## START Working data

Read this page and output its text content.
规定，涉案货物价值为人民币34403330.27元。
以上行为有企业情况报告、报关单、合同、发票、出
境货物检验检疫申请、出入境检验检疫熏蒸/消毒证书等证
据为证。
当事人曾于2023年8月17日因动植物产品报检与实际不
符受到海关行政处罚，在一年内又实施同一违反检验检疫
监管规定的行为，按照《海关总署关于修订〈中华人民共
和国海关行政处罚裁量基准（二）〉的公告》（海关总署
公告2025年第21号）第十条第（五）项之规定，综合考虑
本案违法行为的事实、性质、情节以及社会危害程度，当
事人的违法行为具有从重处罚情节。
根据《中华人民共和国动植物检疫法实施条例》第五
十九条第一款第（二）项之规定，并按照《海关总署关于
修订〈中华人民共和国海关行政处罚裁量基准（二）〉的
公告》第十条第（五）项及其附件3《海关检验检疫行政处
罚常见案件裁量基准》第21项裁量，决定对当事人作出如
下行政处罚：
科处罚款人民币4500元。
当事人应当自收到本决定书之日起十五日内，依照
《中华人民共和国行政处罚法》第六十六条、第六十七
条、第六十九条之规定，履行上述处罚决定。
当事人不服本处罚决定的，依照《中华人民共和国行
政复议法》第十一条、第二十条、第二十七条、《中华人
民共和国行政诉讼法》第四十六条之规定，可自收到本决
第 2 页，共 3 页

## END Working data

# Written problem
Look through the records and gather every line containing "第十条第".

# Task answer
公告2025年第21号）第十条第（五）项之规定，综合考虑
公告》第十条第（五）项及其附件3《海关检验检疫行政处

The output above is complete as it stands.